**EXERCISE OBJECTIVE**
Look through the data below. Show each line where the string "Year" occurs.

========================================================================

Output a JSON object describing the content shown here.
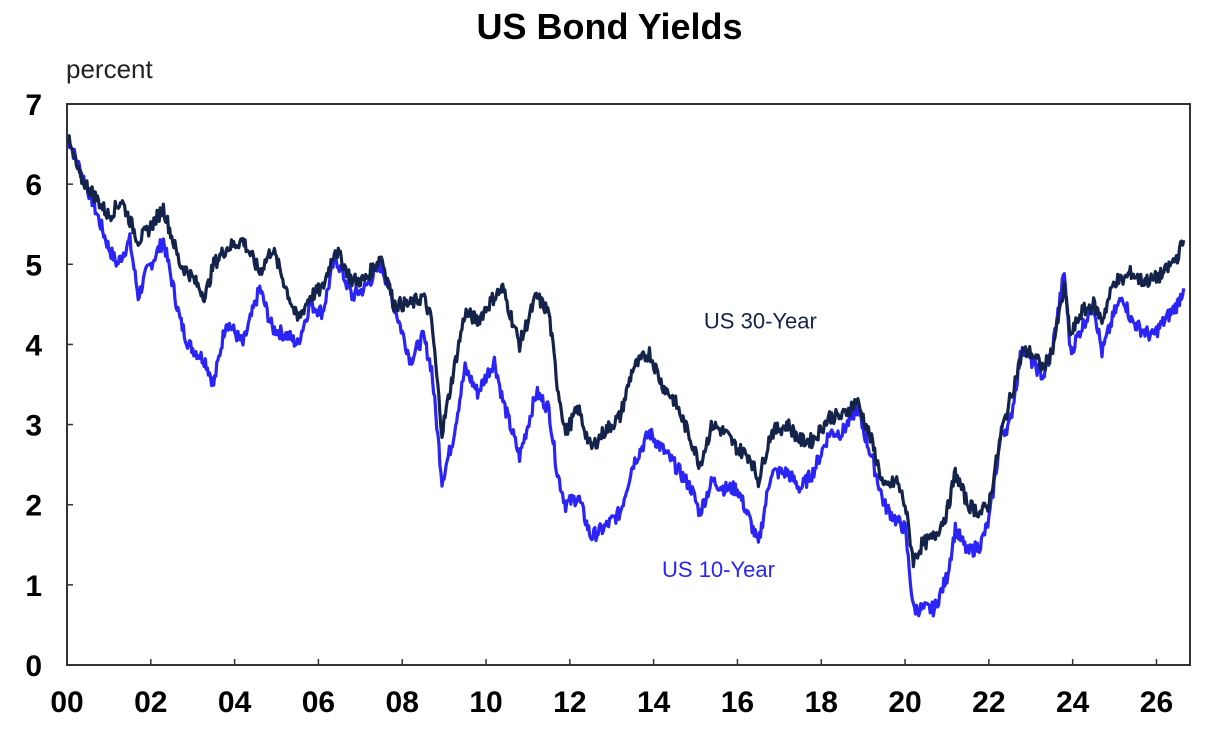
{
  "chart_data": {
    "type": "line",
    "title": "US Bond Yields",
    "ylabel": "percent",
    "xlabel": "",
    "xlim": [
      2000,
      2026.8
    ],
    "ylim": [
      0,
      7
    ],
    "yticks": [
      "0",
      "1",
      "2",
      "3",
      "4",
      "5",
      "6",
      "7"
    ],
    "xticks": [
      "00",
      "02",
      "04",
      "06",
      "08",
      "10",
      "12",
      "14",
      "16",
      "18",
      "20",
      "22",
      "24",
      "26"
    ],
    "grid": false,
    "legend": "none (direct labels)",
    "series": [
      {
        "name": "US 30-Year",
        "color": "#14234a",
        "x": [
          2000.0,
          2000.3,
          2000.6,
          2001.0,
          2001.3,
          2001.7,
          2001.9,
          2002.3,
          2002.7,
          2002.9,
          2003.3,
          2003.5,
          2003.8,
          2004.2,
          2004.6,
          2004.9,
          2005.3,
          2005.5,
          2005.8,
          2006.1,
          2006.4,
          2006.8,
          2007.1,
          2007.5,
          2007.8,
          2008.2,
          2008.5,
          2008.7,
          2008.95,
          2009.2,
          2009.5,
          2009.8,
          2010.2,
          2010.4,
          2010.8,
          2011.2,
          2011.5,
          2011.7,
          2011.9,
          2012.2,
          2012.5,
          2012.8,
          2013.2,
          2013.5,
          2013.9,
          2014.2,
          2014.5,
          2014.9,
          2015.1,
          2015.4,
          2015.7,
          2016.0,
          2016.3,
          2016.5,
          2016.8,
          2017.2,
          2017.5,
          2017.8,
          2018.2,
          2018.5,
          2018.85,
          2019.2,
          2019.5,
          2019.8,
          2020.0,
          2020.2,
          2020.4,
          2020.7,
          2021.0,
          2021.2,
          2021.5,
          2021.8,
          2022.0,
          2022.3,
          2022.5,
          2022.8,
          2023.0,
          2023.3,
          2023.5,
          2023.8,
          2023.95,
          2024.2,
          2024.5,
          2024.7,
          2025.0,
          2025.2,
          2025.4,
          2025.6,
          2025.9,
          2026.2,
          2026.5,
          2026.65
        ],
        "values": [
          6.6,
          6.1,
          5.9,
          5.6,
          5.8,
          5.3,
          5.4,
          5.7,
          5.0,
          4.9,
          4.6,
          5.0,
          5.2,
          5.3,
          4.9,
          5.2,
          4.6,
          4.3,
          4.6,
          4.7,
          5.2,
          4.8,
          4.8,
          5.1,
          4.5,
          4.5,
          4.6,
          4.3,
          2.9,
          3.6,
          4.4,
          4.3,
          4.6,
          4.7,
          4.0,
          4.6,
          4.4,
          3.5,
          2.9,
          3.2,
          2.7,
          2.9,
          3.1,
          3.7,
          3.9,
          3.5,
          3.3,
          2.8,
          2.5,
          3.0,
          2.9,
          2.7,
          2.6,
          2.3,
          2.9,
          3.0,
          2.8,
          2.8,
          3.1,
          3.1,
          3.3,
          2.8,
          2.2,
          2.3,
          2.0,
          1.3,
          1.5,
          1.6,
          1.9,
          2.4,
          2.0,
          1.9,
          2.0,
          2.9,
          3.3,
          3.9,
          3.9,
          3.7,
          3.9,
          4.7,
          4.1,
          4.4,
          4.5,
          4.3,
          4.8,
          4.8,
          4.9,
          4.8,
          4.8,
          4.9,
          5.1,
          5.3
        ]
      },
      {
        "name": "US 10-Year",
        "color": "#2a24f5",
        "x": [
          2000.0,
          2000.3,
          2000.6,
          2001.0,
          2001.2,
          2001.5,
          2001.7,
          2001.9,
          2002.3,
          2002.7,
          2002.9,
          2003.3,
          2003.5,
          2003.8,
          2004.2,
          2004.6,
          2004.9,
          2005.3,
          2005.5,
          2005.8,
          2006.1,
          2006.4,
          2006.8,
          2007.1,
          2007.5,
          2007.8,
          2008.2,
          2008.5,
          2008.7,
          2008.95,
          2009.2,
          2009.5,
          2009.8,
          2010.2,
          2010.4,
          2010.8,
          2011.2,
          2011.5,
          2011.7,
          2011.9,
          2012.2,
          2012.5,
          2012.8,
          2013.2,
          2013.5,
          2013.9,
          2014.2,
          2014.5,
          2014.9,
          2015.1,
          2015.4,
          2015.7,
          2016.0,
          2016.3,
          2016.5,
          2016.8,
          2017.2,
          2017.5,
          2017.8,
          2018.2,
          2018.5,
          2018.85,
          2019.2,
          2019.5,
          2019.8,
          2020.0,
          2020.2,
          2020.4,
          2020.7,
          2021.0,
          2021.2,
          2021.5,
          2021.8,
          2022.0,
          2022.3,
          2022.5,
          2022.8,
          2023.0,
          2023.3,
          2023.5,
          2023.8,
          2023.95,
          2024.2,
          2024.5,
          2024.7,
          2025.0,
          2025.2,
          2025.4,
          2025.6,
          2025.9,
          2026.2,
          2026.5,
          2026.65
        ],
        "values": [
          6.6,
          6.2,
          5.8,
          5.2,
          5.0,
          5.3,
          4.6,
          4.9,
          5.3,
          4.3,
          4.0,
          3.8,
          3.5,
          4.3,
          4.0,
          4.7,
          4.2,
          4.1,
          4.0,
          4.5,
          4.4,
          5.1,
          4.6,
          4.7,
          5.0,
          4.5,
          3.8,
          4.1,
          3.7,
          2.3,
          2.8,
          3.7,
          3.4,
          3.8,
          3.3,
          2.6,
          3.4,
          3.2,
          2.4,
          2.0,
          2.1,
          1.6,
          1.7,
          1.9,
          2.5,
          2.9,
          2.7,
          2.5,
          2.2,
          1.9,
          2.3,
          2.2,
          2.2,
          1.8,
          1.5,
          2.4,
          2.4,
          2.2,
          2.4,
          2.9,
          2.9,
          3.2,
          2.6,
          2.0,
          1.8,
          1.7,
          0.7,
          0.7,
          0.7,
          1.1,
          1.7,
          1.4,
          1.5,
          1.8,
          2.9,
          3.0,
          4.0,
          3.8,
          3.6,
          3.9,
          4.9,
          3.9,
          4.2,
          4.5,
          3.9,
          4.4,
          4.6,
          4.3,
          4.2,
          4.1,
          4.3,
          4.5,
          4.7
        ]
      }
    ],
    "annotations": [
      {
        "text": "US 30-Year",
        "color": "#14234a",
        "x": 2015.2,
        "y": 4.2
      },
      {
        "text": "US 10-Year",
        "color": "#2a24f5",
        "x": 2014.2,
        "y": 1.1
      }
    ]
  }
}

========================================================================

**OUTPUT OF THE EXERCISE**
        "name": "US 30-Year",
        "name": "US 10-Year",
        "text": "US 30-Year",
        "text": "US 10-Year",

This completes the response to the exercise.